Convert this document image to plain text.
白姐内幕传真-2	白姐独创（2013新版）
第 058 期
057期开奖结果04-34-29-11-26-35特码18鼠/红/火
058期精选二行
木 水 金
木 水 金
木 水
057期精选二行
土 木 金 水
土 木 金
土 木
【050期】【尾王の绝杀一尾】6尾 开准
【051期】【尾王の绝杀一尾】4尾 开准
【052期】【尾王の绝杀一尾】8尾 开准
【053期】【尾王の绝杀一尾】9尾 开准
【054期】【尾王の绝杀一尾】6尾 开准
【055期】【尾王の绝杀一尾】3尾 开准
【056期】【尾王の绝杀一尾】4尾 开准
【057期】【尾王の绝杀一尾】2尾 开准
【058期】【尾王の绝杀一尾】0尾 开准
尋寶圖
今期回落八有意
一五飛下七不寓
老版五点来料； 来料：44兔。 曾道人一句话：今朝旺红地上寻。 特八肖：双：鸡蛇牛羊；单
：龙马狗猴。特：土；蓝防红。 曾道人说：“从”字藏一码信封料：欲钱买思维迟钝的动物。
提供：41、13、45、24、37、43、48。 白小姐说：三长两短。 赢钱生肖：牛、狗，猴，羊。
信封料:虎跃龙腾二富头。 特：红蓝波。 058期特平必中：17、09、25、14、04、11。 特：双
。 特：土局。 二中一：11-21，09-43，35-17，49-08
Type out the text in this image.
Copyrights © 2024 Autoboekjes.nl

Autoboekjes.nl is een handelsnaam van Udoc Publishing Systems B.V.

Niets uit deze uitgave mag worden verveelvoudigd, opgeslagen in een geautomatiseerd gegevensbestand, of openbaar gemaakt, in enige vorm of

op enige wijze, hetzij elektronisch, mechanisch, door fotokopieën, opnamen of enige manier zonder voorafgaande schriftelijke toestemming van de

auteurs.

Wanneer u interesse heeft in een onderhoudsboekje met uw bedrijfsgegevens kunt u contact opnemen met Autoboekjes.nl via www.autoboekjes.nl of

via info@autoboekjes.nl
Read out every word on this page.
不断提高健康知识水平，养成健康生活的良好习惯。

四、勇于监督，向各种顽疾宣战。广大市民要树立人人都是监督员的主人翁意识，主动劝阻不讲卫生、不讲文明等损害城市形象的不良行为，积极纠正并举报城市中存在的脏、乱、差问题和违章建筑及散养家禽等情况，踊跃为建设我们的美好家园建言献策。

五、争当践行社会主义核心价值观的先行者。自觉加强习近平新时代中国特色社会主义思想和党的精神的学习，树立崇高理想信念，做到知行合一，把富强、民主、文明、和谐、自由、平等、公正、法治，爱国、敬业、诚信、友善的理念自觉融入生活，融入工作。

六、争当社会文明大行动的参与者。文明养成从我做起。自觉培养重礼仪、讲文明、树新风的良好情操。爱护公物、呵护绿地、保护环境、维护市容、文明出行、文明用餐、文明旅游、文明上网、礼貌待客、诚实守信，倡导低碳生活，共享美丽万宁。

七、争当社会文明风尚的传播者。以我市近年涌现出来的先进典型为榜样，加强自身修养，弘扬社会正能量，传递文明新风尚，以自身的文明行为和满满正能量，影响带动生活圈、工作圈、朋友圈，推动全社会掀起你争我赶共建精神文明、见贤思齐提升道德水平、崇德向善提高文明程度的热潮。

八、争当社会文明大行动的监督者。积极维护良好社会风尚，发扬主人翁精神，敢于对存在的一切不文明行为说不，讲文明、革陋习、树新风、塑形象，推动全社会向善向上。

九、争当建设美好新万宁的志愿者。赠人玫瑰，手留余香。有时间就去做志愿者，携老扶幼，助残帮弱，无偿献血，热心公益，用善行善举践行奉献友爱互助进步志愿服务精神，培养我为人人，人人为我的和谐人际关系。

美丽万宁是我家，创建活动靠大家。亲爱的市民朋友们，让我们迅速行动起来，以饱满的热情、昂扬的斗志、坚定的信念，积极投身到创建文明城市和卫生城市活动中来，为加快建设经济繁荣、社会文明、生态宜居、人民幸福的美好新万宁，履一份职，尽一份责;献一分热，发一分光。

####################

→ Task to carry out:
Go through the material line by line. Show each line that contains the string "this".

→ Completed task:
Convert this document image to plain text.
Type out the text in this image.
Read out every word on this page.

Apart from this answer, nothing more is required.